### [Short task]
Your task is to repeat the lines below exactly, excluding any pictures they contain.

▬▬▬▬▬▬▬▬▬▬

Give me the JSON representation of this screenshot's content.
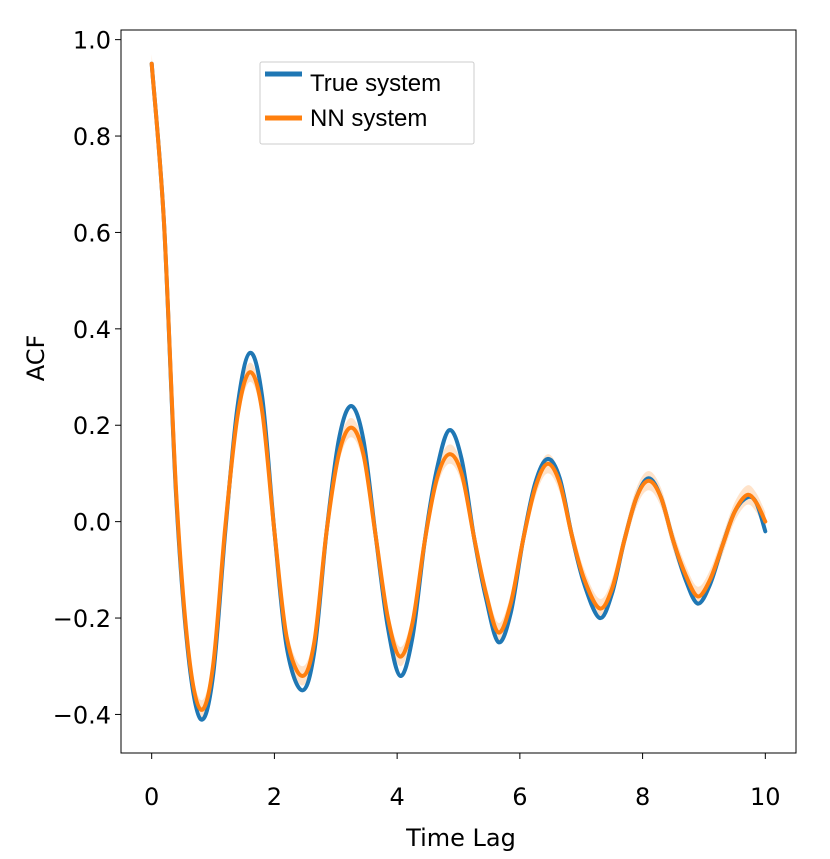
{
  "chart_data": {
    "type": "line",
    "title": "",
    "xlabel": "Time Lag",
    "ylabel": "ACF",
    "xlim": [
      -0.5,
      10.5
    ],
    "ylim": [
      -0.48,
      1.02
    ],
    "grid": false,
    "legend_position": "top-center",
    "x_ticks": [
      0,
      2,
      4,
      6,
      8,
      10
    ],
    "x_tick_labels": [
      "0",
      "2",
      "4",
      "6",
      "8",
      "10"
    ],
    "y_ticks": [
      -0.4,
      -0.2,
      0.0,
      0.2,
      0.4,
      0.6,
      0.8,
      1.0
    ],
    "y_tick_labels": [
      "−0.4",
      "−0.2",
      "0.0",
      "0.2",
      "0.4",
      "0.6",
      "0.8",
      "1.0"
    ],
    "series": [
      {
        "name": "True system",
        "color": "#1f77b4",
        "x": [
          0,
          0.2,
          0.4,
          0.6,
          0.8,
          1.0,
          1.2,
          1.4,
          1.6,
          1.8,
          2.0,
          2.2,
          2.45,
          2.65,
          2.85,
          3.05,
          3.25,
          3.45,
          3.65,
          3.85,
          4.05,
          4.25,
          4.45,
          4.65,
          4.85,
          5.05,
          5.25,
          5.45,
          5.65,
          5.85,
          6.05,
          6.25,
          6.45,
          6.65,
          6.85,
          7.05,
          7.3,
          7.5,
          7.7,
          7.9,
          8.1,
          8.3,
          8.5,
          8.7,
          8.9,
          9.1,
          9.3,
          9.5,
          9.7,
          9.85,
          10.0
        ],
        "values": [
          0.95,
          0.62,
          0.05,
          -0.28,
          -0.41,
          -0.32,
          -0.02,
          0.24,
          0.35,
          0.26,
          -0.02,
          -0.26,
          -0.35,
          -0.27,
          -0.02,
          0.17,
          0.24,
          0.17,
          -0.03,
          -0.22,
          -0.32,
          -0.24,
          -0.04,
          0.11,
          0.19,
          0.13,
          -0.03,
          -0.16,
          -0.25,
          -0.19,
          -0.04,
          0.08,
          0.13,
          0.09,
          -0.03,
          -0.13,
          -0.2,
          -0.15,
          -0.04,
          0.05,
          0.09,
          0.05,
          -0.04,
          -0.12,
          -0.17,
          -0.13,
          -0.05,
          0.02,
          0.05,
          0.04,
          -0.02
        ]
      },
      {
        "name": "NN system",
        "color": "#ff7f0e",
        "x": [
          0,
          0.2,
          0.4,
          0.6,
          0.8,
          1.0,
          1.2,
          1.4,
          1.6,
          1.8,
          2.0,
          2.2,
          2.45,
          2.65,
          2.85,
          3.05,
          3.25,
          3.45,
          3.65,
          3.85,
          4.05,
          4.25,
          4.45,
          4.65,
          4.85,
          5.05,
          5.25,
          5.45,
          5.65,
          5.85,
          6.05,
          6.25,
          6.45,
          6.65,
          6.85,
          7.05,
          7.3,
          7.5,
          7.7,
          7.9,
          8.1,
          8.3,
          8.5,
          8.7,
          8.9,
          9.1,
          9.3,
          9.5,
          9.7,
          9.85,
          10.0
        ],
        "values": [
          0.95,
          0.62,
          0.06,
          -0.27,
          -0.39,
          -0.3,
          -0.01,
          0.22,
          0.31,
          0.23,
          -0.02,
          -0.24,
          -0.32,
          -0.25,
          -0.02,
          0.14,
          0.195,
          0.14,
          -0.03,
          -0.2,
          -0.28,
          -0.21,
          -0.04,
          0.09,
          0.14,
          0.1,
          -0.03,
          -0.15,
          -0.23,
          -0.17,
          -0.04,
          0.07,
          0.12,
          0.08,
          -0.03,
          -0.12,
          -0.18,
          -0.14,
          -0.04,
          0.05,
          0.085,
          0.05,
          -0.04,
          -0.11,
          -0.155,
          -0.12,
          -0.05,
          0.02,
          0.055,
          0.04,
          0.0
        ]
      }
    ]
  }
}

▬▬▬▬▬▬▬▬▬▬

### [Task solution]
Give me the JSON representation of this screenshot's content.
{
  "chart_data": {
    "type": "line",
    "title": "",
    "xlabel": "Time Lag",
    "ylabel": "ACF",
    "xlim": [
      -0.5,
      10.5
    ],
    "ylim": [
      -0.48,
      1.02
    ],
    "grid": false,
    "legend_position": "top-center",
    "x_ticks": [
      0,
      2,
      4,
      6,
      8,
      10
    ],
    "x_tick_labels": [
      "0",
      "2",
      "4",
      "6",
      "8",
      "10"
    ],
    "y_ticks": [
      -0.4,
      -0.2,
      0.0,
      0.2,
      0.4,
      0.6,
      0.8,
      1.0
    ],
    "y_tick_labels": [
      "−0.4",
      "−0.2",
      "0.0",
      "0.2",
      "0.4",
      "0.6",
      "0.8",
      "1.0"
    ],
    "series": [
      {
        "name": "True system",
        "color": "#1f77b4",
        "x": [
          0,
          0.2,
          0.4,
          0.6,
          0.8,
          1.0,
          1.2,
          1.4,
          1.6,
          1.8,
          2.0,
          2.2,
          2.45,
          2.65,
          2.85,
          3.05,
          3.25,
          3.45,
          3.65,
          3.85,
          4.05,
          4.25,
          4.45,
          4.65,
          4.85,
          5.05,
          5.25,
          5.45,
          5.65,
          5.85,
          6.05,
          6.25,
          6.45,
          6.65,
          6.85,
          7.05,
          7.3,
          7.5,
          7.7,
          7.9,
          8.1,
          8.3,
          8.5,
          8.7,
          8.9,
          9.1,
          9.3,
          9.5,
          9.7,
          9.85,
          10.0
        ],
        "values": [
          0.95,
          0.62,
          0.05,
          -0.28,
          -0.41,
          -0.32,
          -0.02,
          0.24,
          0.35,
          0.26,
          -0.02,
          -0.26,
          -0.35,
          -0.27,
          -0.02,
          0.17,
          0.24,
          0.17,
          -0.03,
          -0.22,
          -0.32,
          -0.24,
          -0.04,
          0.11,
          0.19,
          0.13,
          -0.03,
          -0.16,
          -0.25,
          -0.19,
          -0.04,
          0.08,
          0.13,
          0.09,
          -0.03,
          -0.13,
          -0.2,
          -0.15,
          -0.04,
          0.05,
          0.09,
          0.05,
          -0.04,
          -0.12,
          -0.17,
          -0.13,
          -0.05,
          0.02,
          0.05,
          0.04,
          -0.02
        ]
      },
      {
        "name": "NN system",
        "color": "#ff7f0e",
        "x": [
          0,
          0.2,
          0.4,
          0.6,
          0.8,
          1.0,
          1.2,
          1.4,
          1.6,
          1.8,
          2.0,
          2.2,
          2.45,
          2.65,
          2.85,
          3.05,
          3.25,
          3.45,
          3.65,
          3.85,
          4.05,
          4.25,
          4.45,
          4.65,
          4.85,
          5.05,
          5.25,
          5.45,
          5.65,
          5.85,
          6.05,
          6.25,
          6.45,
          6.65,
          6.85,
          7.05,
          7.3,
          7.5,
          7.7,
          7.9,
          8.1,
          8.3,
          8.5,
          8.7,
          8.9,
          9.1,
          9.3,
          9.5,
          9.7,
          9.85,
          10.0
        ],
        "values": [
          0.95,
          0.62,
          0.06,
          -0.27,
          -0.39,
          -0.3,
          -0.01,
          0.22,
          0.31,
          0.23,
          -0.02,
          -0.24,
          -0.32,
          -0.25,
          -0.02,
          0.14,
          0.195,
          0.14,
          -0.03,
          -0.2,
          -0.28,
          -0.21,
          -0.04,
          0.09,
          0.14,
          0.1,
          -0.03,
          -0.15,
          -0.23,
          -0.17,
          -0.04,
          0.07,
          0.12,
          0.08,
          -0.03,
          -0.12,
          -0.18,
          -0.14,
          -0.04,
          0.05,
          0.085,
          0.05,
          -0.04,
          -0.11,
          -0.155,
          -0.12,
          -0.05,
          0.02,
          0.055,
          0.04,
          0.0
        ]
      }
    ]
  }
}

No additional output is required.